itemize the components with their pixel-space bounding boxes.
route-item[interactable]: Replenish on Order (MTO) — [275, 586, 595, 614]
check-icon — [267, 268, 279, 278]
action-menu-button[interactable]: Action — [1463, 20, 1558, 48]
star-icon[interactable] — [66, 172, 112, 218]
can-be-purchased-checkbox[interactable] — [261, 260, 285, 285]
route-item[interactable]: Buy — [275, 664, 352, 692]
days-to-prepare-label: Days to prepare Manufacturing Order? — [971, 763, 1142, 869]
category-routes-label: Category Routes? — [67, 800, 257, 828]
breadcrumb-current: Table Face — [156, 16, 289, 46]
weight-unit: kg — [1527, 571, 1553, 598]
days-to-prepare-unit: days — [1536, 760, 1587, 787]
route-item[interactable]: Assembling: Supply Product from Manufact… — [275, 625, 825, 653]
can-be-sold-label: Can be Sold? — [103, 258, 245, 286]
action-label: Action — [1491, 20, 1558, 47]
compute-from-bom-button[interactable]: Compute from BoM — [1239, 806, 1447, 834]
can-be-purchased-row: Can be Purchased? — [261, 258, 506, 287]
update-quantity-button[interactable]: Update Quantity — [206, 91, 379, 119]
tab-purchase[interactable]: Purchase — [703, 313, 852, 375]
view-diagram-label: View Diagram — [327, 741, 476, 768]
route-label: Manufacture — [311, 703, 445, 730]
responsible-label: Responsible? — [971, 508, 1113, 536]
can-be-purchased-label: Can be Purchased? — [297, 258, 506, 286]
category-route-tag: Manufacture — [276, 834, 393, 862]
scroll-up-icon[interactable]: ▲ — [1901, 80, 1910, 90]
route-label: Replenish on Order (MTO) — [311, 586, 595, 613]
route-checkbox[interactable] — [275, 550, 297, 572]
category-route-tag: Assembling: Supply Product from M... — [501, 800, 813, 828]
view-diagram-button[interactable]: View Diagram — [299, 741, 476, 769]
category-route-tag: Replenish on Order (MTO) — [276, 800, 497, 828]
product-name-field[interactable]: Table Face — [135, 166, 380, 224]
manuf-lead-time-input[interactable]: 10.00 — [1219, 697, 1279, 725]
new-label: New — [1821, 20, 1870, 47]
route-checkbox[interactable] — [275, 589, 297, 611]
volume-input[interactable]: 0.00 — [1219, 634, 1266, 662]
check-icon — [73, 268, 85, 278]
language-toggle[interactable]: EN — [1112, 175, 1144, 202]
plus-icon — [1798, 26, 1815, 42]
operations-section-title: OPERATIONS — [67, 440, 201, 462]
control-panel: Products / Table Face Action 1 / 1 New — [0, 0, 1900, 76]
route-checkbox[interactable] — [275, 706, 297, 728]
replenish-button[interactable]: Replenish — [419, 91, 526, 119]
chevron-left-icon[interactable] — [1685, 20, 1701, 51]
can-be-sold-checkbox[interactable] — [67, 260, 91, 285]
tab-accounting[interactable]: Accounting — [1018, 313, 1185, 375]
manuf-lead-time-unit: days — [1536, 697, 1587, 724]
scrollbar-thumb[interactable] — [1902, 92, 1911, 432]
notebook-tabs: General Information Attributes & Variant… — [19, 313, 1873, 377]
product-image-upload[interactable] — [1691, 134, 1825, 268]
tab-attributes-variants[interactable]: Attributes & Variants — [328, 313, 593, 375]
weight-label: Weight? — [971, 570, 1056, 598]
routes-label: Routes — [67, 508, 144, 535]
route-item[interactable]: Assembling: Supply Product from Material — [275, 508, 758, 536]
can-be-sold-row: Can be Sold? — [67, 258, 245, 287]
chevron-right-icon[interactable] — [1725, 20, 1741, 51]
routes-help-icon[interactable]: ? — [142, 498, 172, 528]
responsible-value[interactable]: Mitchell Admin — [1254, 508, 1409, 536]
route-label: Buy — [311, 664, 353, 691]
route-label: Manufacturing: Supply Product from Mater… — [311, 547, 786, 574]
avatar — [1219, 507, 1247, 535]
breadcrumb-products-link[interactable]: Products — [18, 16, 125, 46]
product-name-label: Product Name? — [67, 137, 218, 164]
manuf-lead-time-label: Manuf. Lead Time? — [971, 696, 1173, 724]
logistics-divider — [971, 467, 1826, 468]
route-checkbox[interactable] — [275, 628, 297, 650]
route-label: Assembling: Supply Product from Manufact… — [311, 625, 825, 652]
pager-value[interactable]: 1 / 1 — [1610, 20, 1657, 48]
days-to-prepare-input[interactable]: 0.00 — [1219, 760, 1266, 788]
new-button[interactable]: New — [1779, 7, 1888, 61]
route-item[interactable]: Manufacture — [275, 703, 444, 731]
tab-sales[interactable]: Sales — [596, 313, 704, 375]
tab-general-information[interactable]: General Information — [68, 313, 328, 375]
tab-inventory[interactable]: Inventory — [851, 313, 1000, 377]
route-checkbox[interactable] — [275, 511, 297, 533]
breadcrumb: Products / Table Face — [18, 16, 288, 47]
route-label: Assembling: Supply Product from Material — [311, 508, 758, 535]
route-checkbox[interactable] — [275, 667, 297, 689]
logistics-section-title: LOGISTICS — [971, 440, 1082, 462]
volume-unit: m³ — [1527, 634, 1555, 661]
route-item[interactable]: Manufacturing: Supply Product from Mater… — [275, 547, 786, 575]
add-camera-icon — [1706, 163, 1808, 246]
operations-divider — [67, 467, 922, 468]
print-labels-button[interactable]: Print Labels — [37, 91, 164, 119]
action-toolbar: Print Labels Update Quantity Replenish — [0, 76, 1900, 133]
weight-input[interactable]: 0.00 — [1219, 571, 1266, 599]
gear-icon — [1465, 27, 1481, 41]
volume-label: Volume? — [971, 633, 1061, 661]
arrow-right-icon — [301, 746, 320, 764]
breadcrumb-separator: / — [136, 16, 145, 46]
┄┄┄┄┄┄
Prompt: Quote every line of the records above word for word.

The solution:
itemize the components with their pixel-space bounding boxes.
route-item[interactable]: Replenish on Order (MTO) — [275, 586, 595, 614]
check-icon — [267, 268, 279, 278]
action-menu-button[interactable]: Action — [1463, 20, 1558, 48]
star-icon[interactable] — [66, 172, 112, 218]
can-be-purchased-checkbox[interactable] — [261, 260, 285, 285]
route-item[interactable]: Buy — [275, 664, 352, 692]
days-to-prepare-label: Days to prepare Manufacturing Order? — [971, 763, 1142, 869]
category-routes-label: Category Routes? — [67, 800, 257, 828]
breadcrumb-current: Table Face — [156, 16, 289, 46]
weight-unit: kg — [1527, 571, 1553, 598]
days-to-prepare-unit: days — [1536, 760, 1587, 787]
route-item[interactable]: Assembling: Supply Product from Manufact… — [275, 625, 825, 653]
can-be-sold-label: Can be Sold? — [103, 258, 245, 286]
action-label: Action — [1491, 20, 1558, 47]
compute-from-bom-button[interactable]: Compute from BoM — [1239, 806, 1447, 834]
can-be-purchased-row: Can be Purchased? — [261, 258, 506, 287]
update-quantity-button[interactable]: Update Quantity — [206, 91, 379, 119]
tab-purchase[interactable]: Purchase — [703, 313, 852, 375]
view-diagram-label: View Diagram — [327, 741, 476, 768]
route-label: Manufacture — [311, 703, 445, 730]
responsible-label: Responsible? — [971, 508, 1113, 536]
can-be-purchased-label: Can be Purchased? — [297, 258, 506, 286]
category-route-tag: Manufacture — [276, 834, 393, 862]
scroll-up-icon[interactable]: ▲ — [1901, 80, 1910, 90]
route-label: Replenish on Order (MTO) — [311, 586, 595, 613]
route-checkbox[interactable] — [275, 550, 297, 572]
category-route-tag: Assembling: Supply Product from M... — [501, 800, 813, 828]
view-diagram-button[interactable]: View Diagram — [299, 741, 476, 769]
category-route-tag: Replenish on Order (MTO) — [276, 800, 497, 828]
product-name-field[interactable]: Table Face — [135, 166, 380, 224]
manuf-lead-time-input[interactable]: 10.00 — [1219, 697, 1279, 725]
new-label: New — [1821, 20, 1870, 47]
route-checkbox[interactable] — [275, 589, 297, 611]
volume-input[interactable]: 0.00 — [1219, 634, 1266, 662]
check-icon — [73, 268, 85, 278]
language-toggle[interactable]: EN — [1112, 175, 1144, 202]
plus-icon — [1798, 26, 1815, 42]
operations-section-title: OPERATIONS — [67, 440, 201, 462]
control-panel: Products / Table Face Action 1 / 1 New — [0, 0, 1900, 76]
route-checkbox[interactable] — [275, 706, 297, 728]
replenish-button[interactable]: Replenish — [419, 91, 526, 119]
chevron-left-icon[interactable] — [1685, 20, 1701, 51]
can-be-sold-checkbox[interactable] — [67, 260, 91, 285]
tab-accounting[interactable]: Accounting — [1018, 313, 1185, 375]
manuf-lead-time-unit: days — [1536, 697, 1587, 724]
scrollbar-thumb[interactable] — [1902, 92, 1911, 432]
notebook-tabs: General Information Attributes & Variant… — [19, 313, 1873, 377]
product-image-upload[interactable] — [1691, 134, 1825, 268]
tab-attributes-variants[interactable]: Attributes & Variants — [328, 313, 593, 375]
weight-label: Weight? — [971, 570, 1056, 598]
routes-label: Routes — [67, 508, 144, 535]
route-item[interactable]: Assembling: Supply Product from Material — [275, 508, 758, 536]
can-be-sold-row: Can be Sold? — [67, 258, 245, 287]
chevron-right-icon[interactable] — [1725, 20, 1741, 51]
routes-help-icon[interactable]: ? — [142, 498, 172, 528]
responsible-value[interactable]: Mitchell Admin — [1254, 508, 1409, 536]
route-label: Buy — [311, 664, 353, 691]
route-label: Manufacturing: Supply Product from Mater… — [311, 547, 786, 574]
avatar — [1219, 507, 1247, 535]
breadcrumb-products-link[interactable]: Products — [18, 16, 125, 46]
product-name-label: Product Name? — [67, 137, 218, 164]
manuf-lead-time-label: Manuf. Lead Time? — [971, 696, 1173, 724]
logistics-divider — [971, 467, 1826, 468]
route-checkbox[interactable] — [275, 628, 297, 650]
route-label: Assembling: Supply Product from Manufact… — [311, 625, 825, 652]
pager-value[interactable]: 1 / 1 — [1610, 20, 1657, 48]
days-to-prepare-input[interactable]: 0.00 — [1219, 760, 1266, 788]
new-button[interactable]: New — [1779, 7, 1888, 61]
route-item[interactable]: Manufacture — [275, 703, 444, 731]
tab-sales[interactable]: Sales — [596, 313, 704, 375]
tab-general-information[interactable]: General Information — [68, 313, 328, 375]
tab-inventory[interactable]: Inventory — [851, 313, 1000, 377]
route-checkbox[interactable] — [275, 511, 297, 533]
breadcrumb: Products / Table Face — [18, 16, 288, 47]
route-label: Assembling: Supply Product from Material — [311, 508, 758, 535]
route-checkbox[interactable] — [275, 667, 297, 689]
logistics-section-title: LOGISTICS — [971, 440, 1082, 462]
volume-unit: m³ — [1527, 634, 1555, 661]
route-item[interactable]: Manufacturing: Supply Product from Mater… — [275, 547, 786, 575]
add-camera-icon — [1706, 163, 1808, 246]
operations-divider — [67, 467, 922, 468]
print-labels-button[interactable]: Print Labels — [37, 91, 164, 119]
action-toolbar: Print Labels Update Quantity Replenish — [0, 76, 1900, 133]
weight-input[interactable]: 0.00 — [1219, 571, 1266, 599]
gear-icon — [1465, 27, 1481, 41]
volume-label: Volume? — [971, 633, 1061, 661]
arrow-right-icon — [301, 746, 320, 764]
breadcrumb-separator: / — [136, 16, 145, 46]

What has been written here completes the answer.